-- WORK TO DO --
Find each line containing the word "SNAP" and report how many there are. Add nothing else.
──────── TASK DATA ────────
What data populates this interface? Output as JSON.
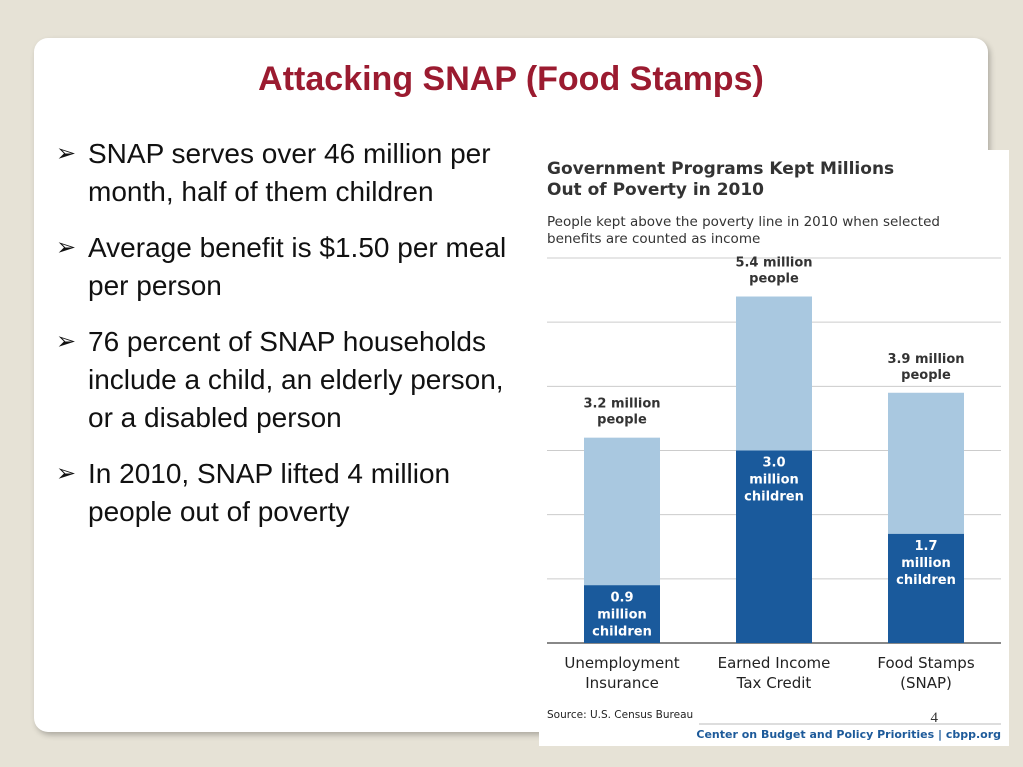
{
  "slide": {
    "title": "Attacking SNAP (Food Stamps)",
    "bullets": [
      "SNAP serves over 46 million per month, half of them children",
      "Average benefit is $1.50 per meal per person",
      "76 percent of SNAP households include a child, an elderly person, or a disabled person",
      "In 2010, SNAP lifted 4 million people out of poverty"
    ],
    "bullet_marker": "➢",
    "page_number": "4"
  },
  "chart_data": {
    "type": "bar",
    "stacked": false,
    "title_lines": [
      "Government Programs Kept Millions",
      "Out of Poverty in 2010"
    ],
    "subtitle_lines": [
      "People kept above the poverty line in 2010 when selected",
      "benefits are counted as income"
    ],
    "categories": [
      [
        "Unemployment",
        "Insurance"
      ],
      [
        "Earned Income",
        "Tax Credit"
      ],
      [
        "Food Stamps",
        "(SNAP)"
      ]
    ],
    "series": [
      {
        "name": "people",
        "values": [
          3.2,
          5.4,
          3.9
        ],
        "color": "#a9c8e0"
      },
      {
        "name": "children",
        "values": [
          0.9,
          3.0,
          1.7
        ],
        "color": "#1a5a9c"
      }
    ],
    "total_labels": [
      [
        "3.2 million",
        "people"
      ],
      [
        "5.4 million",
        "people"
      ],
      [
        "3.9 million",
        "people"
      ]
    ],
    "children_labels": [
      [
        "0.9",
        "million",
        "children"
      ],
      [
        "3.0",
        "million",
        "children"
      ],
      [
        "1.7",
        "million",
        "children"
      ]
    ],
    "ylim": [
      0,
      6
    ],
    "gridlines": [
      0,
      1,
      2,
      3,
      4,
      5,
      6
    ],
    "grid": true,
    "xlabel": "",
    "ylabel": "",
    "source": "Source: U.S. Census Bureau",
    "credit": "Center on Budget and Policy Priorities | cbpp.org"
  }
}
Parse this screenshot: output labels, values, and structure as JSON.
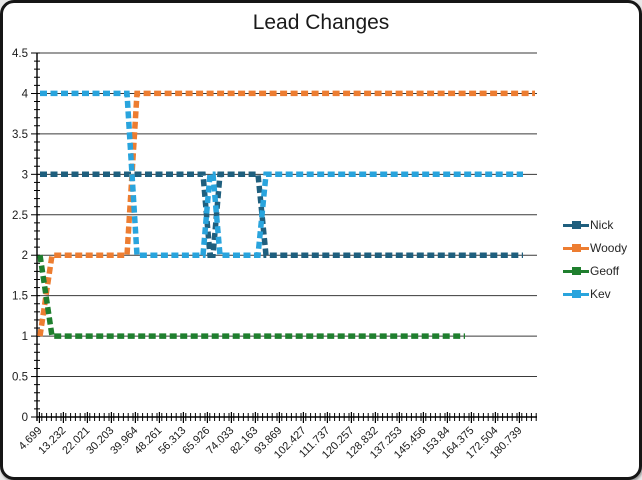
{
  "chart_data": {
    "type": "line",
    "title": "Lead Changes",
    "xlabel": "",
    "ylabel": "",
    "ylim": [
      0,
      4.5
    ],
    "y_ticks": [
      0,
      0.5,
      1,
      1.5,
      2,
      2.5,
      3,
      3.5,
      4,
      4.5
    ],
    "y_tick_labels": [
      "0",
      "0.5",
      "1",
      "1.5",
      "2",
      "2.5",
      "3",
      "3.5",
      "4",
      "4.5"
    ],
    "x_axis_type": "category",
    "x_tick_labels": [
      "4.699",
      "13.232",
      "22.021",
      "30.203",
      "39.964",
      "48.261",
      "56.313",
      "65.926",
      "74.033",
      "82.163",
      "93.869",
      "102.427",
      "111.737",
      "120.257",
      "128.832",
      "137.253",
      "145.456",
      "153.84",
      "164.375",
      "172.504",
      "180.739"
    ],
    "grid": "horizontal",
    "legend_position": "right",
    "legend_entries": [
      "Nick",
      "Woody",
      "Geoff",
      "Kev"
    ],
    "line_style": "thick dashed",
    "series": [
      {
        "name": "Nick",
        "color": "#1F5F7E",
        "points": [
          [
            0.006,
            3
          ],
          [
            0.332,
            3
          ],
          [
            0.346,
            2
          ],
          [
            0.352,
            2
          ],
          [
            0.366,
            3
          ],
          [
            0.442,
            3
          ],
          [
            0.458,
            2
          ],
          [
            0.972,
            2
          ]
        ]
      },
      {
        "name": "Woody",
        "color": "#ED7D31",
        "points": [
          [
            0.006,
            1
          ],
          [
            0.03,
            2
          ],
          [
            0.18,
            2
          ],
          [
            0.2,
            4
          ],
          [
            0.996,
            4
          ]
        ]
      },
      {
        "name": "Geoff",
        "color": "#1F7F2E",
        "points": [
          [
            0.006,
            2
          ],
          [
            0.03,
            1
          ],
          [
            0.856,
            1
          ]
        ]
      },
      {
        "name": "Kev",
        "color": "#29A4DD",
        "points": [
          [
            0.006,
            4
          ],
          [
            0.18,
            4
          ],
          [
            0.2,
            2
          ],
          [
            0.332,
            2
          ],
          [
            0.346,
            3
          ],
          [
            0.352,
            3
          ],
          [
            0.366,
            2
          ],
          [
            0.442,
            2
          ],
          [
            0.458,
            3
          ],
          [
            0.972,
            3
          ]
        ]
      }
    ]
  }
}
────────
──────── TASK DATA ────────
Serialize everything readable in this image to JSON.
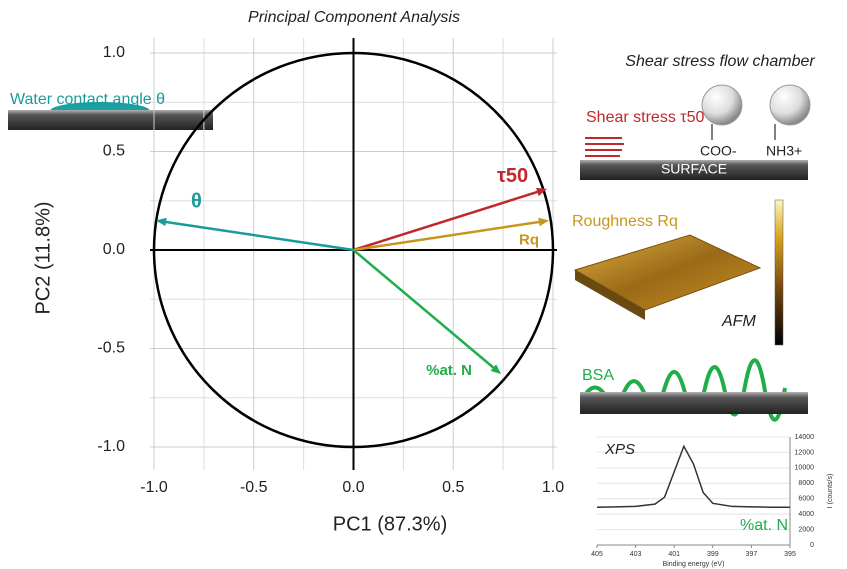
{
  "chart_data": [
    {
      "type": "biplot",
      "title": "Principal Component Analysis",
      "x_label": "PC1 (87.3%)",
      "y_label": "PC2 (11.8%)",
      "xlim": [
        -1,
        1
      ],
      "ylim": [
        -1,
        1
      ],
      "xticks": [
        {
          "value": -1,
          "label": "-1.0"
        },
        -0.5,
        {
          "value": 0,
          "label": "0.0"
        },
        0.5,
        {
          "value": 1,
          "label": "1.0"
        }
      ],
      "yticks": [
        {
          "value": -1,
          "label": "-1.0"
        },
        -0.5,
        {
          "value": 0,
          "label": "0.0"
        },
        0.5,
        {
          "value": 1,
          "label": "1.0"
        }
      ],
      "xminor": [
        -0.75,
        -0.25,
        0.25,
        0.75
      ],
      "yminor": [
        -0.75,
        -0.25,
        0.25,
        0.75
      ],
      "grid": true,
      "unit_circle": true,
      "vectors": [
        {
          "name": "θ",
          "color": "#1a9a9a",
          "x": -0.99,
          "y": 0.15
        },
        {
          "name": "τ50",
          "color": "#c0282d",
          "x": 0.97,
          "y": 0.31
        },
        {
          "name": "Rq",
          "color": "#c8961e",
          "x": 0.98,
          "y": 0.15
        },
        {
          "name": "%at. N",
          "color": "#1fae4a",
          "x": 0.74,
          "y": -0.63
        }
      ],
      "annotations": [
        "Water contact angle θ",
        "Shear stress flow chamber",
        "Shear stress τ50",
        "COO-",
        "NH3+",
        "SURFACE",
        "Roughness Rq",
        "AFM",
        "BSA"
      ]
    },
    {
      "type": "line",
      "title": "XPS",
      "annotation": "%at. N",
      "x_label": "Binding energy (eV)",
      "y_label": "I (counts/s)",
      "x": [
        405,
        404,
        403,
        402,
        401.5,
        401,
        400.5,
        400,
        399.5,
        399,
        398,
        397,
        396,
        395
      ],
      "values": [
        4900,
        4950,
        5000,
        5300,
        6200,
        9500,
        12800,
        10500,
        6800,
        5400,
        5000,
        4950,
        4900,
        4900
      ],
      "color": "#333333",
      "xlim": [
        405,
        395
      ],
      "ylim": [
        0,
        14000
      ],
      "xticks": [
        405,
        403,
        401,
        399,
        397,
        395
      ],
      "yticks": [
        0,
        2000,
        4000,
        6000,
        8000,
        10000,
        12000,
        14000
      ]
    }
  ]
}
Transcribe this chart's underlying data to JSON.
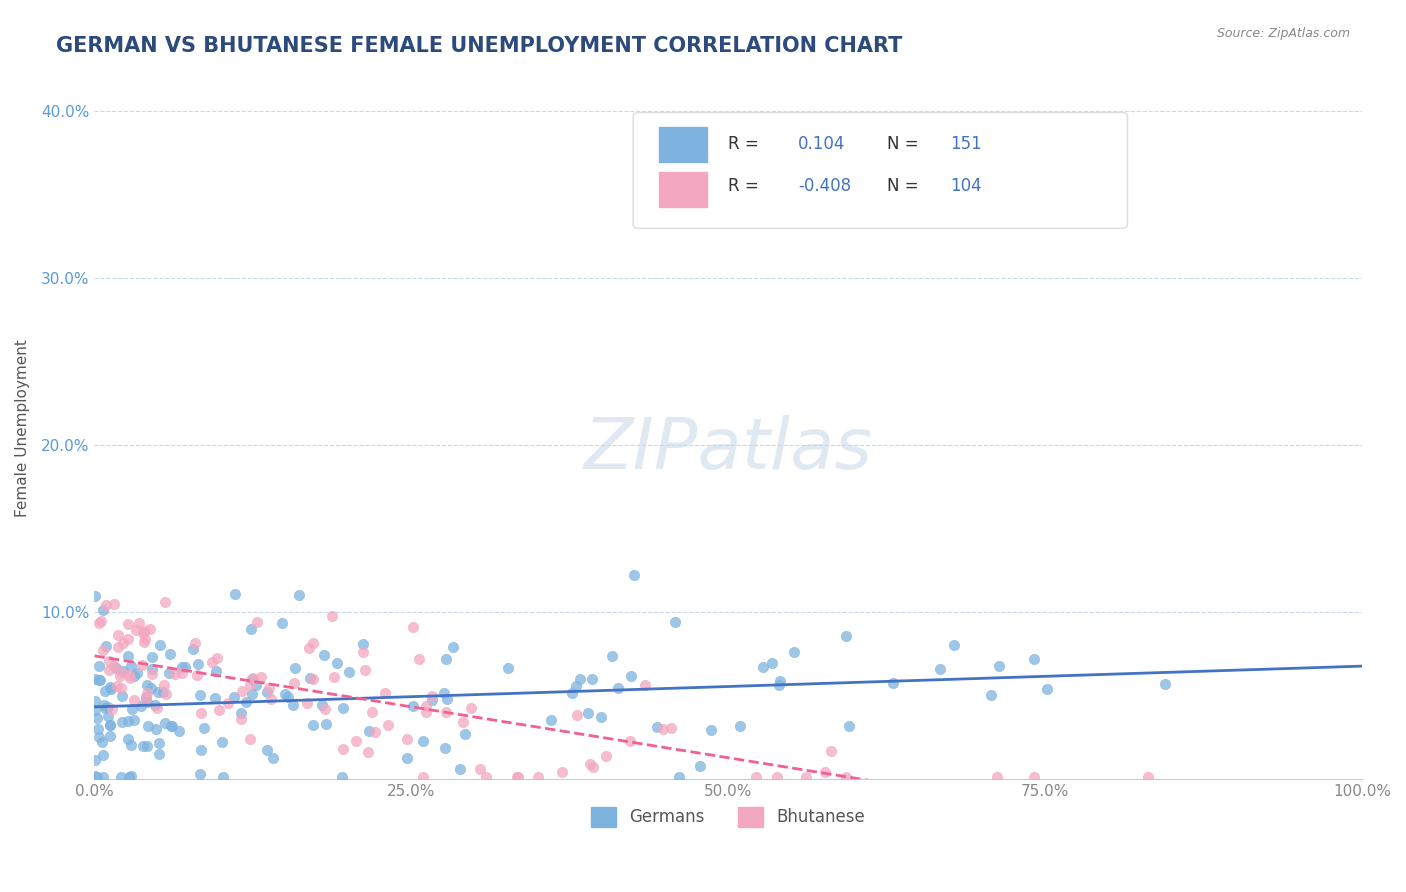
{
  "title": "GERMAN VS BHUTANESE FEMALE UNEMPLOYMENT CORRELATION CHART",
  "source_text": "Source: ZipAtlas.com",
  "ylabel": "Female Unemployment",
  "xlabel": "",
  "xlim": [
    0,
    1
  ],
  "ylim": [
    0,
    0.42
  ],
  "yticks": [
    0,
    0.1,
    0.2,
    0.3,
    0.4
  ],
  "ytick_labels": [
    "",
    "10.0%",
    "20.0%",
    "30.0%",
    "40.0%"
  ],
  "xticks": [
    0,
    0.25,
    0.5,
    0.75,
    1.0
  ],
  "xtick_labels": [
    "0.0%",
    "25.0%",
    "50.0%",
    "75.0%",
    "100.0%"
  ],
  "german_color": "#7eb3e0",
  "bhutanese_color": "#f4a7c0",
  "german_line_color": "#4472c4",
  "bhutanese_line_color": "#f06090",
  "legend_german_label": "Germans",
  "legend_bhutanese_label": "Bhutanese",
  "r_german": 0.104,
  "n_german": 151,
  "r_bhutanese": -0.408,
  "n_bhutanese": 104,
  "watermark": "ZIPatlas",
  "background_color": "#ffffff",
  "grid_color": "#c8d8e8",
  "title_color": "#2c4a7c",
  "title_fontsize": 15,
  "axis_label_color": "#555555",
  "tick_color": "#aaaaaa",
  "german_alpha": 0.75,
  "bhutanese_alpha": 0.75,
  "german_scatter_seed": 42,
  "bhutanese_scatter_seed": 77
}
────────
──────── TASK DATA ────────
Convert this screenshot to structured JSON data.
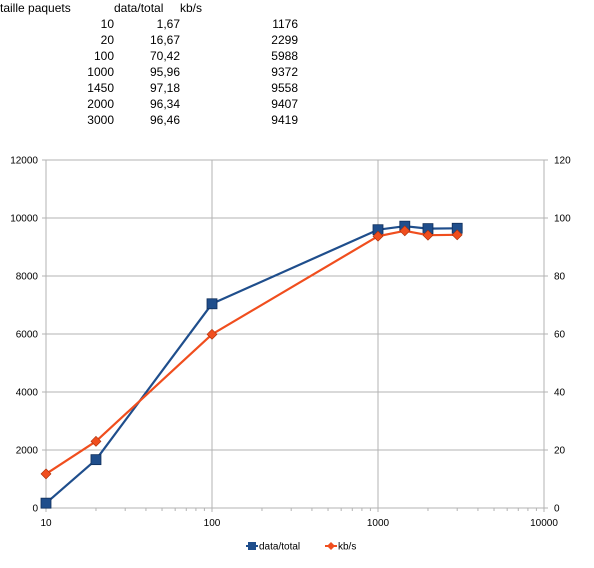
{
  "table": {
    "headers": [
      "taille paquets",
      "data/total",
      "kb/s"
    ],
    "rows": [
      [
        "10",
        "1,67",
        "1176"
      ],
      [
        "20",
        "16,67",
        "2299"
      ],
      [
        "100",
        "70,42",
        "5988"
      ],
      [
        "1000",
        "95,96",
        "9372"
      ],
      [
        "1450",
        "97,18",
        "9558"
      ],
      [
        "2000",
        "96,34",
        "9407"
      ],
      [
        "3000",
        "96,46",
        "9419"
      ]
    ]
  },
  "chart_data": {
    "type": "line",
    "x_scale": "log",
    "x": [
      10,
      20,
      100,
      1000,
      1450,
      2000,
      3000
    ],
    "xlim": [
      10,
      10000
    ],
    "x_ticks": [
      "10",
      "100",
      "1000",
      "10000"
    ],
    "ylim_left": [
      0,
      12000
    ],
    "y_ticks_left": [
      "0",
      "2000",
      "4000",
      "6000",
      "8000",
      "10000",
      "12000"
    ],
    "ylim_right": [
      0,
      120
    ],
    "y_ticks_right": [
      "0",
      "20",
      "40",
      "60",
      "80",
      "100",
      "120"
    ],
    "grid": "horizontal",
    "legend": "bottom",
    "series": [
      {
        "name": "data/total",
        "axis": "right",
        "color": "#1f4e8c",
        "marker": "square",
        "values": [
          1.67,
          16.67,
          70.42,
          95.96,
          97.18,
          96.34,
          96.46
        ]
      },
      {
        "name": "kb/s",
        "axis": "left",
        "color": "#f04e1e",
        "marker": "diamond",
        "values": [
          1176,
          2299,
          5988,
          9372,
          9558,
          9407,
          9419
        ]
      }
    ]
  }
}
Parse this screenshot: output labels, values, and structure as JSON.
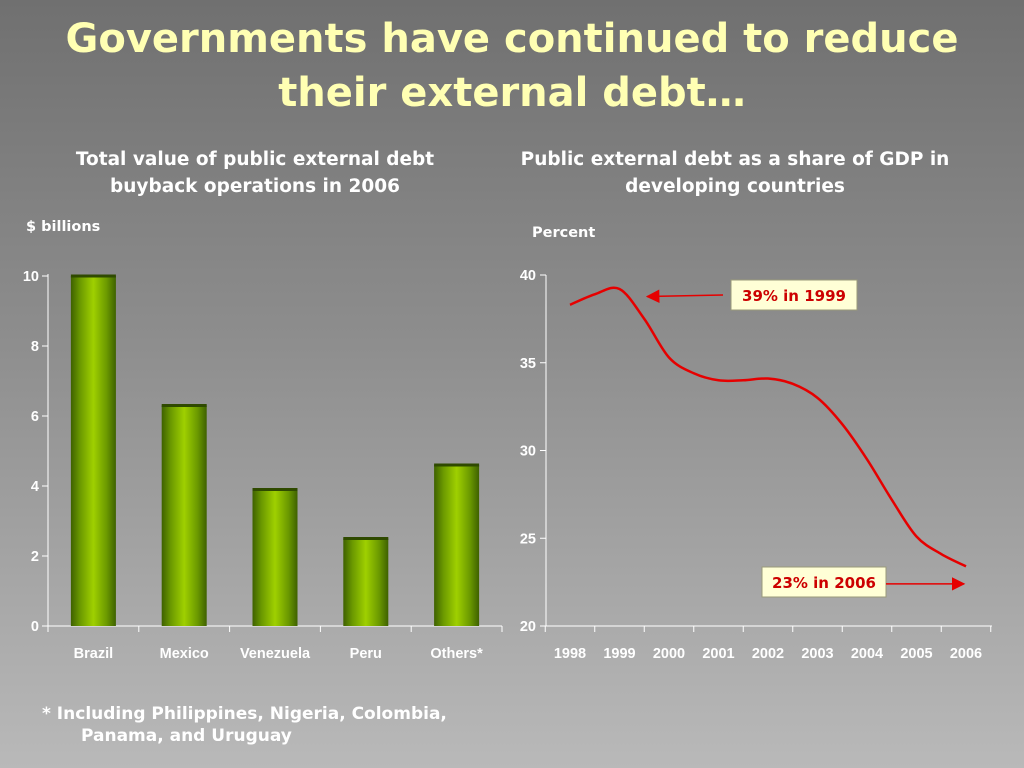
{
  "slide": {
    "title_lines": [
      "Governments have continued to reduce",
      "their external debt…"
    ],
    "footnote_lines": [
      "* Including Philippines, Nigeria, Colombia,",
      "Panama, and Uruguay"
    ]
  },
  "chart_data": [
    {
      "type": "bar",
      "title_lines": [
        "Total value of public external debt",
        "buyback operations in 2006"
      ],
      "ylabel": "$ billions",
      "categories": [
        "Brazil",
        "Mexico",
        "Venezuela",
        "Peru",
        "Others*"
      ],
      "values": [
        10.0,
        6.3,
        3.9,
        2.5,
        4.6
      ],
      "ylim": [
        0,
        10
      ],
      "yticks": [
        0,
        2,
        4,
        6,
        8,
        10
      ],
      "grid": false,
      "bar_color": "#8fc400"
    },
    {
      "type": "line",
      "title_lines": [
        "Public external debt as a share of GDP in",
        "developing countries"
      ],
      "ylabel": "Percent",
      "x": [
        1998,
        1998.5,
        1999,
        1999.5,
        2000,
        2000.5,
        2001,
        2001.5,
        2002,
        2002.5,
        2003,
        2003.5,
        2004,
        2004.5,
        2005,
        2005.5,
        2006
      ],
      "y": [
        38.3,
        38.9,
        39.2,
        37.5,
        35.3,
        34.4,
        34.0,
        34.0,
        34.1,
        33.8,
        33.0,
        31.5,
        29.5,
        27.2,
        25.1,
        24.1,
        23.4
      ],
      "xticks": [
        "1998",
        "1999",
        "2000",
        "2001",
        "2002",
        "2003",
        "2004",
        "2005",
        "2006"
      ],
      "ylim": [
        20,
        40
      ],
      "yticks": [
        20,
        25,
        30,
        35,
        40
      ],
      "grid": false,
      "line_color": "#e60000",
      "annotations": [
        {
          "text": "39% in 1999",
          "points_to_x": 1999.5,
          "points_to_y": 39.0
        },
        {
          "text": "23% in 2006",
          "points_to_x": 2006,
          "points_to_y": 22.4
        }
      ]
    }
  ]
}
────────
-- FINAL RESULT --
5